■ **Directions**: Lay out the lines from the start of the records through the line that contains "staticText: Use foreground color (93, 307, 194, 321)" as a numbered list, skipping any blank lines. Include only those lines.

Region annotation records:
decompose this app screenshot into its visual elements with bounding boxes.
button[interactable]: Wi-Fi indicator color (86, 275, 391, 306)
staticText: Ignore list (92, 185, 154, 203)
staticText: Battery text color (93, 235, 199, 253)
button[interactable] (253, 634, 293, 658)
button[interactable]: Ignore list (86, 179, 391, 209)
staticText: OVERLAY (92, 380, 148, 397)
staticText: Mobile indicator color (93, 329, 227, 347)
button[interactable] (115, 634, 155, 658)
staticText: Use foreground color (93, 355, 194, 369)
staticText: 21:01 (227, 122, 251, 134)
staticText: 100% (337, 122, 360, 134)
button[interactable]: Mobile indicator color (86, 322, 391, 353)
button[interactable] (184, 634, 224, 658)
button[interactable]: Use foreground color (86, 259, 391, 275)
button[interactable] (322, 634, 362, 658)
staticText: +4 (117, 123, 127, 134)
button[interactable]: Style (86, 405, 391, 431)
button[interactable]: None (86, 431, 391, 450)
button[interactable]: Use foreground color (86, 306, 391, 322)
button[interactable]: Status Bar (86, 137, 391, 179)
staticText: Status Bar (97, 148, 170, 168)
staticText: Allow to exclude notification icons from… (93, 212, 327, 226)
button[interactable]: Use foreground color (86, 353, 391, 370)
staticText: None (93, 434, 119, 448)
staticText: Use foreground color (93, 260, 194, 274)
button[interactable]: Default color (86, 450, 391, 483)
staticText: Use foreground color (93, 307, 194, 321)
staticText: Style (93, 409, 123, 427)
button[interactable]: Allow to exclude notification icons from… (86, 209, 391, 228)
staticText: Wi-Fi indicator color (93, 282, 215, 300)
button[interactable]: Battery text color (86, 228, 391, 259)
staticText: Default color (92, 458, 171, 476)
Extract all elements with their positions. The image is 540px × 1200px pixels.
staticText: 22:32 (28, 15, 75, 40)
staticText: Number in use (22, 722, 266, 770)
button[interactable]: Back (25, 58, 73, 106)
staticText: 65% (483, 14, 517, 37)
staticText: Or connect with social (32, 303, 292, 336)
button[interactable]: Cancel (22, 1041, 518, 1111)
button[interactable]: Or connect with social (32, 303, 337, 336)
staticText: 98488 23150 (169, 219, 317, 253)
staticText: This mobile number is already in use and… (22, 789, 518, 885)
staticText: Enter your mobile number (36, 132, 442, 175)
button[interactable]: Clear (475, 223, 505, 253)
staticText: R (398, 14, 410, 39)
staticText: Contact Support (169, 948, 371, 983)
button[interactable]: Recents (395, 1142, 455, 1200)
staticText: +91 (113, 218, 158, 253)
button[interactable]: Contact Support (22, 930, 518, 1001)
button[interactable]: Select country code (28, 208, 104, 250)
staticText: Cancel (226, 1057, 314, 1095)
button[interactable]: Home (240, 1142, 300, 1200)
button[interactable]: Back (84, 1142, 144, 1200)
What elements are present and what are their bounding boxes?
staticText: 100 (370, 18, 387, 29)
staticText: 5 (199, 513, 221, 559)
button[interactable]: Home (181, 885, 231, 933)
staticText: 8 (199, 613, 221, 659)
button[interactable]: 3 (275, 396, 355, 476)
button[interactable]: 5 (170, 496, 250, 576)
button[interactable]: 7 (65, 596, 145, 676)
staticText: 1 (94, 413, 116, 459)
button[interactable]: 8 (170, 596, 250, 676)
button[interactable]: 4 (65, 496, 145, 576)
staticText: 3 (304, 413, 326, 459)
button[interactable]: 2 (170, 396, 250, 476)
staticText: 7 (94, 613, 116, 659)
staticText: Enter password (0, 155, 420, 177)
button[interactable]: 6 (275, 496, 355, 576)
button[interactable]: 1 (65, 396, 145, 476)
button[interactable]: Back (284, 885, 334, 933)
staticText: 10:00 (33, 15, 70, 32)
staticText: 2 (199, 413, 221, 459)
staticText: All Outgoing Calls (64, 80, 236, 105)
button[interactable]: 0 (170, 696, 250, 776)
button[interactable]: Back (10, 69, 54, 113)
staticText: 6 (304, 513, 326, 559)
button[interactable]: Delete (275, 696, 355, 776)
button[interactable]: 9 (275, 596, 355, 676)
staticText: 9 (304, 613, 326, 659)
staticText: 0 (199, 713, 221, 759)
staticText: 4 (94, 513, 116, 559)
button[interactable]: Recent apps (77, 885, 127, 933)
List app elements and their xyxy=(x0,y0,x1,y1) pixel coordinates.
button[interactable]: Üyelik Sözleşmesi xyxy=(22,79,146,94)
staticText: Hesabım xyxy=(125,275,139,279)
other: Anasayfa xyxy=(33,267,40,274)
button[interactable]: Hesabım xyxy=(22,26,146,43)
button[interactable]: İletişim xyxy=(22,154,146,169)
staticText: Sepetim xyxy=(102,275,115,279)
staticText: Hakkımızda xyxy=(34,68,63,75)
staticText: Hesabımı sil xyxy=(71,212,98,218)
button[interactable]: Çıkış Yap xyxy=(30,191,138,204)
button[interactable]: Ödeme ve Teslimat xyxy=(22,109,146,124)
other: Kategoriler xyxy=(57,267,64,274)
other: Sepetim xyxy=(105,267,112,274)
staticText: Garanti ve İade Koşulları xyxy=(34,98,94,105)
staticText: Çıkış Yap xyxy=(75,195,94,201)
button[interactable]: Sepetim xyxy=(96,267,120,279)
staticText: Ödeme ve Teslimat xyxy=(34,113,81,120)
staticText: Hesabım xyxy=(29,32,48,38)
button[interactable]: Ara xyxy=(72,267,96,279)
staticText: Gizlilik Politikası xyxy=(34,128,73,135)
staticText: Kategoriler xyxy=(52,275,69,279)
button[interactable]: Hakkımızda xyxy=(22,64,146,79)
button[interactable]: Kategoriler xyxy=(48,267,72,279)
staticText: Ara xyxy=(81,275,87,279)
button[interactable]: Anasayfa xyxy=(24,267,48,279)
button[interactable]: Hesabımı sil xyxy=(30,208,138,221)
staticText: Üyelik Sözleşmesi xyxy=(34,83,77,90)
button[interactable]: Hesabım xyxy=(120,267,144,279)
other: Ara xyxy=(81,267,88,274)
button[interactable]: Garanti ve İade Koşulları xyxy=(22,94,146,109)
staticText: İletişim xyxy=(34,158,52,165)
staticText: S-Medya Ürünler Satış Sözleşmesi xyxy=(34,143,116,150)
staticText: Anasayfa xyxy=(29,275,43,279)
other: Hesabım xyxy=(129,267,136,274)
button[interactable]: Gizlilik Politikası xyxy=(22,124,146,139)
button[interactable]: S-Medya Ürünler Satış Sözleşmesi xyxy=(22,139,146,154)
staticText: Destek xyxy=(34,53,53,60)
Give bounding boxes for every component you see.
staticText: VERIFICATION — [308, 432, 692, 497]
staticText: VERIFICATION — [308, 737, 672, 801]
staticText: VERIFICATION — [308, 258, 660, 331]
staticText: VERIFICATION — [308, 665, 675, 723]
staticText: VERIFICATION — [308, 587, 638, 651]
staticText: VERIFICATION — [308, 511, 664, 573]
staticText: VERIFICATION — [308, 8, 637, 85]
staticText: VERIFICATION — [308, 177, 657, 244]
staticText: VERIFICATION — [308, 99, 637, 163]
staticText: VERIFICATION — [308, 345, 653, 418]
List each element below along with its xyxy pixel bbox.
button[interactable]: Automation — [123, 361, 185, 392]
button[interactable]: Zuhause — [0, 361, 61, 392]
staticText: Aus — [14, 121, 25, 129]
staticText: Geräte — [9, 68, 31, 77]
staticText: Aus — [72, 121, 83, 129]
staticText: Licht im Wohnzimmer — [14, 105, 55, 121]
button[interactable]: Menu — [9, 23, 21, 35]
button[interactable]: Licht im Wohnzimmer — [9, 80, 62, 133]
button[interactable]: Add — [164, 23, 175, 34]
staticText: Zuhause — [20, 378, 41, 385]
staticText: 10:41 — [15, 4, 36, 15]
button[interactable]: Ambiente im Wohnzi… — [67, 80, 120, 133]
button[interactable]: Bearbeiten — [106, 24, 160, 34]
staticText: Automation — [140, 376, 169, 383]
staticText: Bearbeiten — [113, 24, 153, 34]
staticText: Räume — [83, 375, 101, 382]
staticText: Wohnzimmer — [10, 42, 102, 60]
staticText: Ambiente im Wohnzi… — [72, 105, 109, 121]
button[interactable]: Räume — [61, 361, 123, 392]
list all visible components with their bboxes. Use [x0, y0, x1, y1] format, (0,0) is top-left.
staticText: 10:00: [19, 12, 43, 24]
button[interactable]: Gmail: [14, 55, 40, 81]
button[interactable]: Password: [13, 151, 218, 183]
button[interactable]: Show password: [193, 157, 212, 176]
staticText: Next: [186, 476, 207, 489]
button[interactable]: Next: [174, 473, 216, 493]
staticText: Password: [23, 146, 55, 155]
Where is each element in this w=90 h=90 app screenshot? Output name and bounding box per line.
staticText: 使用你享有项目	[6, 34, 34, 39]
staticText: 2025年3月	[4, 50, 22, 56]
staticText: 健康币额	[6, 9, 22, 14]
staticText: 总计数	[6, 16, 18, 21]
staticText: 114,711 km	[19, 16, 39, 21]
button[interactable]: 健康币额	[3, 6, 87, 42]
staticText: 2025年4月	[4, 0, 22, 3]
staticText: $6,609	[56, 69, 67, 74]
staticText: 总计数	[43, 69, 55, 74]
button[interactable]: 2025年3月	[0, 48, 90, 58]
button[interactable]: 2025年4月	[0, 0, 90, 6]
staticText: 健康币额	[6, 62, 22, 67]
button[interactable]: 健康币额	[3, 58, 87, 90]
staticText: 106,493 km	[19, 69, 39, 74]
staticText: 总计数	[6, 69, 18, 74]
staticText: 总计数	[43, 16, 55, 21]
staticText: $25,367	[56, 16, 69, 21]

■ **Right answer**:
1. decompose this app screenshot into its visual elements with bounding boxes.
2. button[interactable]: Wi-Fi indicator color (86, 275, 391, 306)
3. staticText: Ignore list (92, 185, 154, 203)
4. staticText: Battery text color (93, 235, 199, 253)
5. button[interactable] (253, 634, 293, 658)
6. button[interactable]: Ignore list (86, 179, 391, 209)
7. staticText: OVERLAY (92, 380, 148, 397)
8. staticText: Mobile indicator color (93, 329, 227, 347)
9. button[interactable] (115, 634, 155, 658)
10. staticText: Use foreground color (93, 355, 194, 369)
11. staticText: 21:01 (227, 122, 251, 134)
12. staticText: 100% (337, 122, 360, 134)
13. button[interactable]: Mobile indicator color (86, 322, 391, 353)
14. button[interactable] (184, 634, 224, 658)
15. button[interactable]: Use foreground color (86, 259, 391, 275)
16. button[interactable] (322, 634, 362, 658)
17. staticText: +4 (117, 123, 127, 134)
18. button[interactable]: Style (86, 405, 391, 431)
19. button[interactable]: None (86, 431, 391, 450)
20. button[interactable]: Use foreground color (86, 306, 391, 322)
21. button[interactable]: Status Bar (86, 137, 391, 179)
22. staticText: Status Bar (97, 148, 170, 168)
23. staticText: Allow to exclude notification icons from… (93, 212, 327, 226)
24. button[interactable]: Use foreground color (86, 353, 391, 370)
25. staticText: None (93, 434, 119, 448)
26. staticText: Use foreground color (93, 260, 194, 274)
27. button[interactable]: Default color (86, 450, 391, 483)
28. staticText: Use foreground color (93, 307, 194, 321)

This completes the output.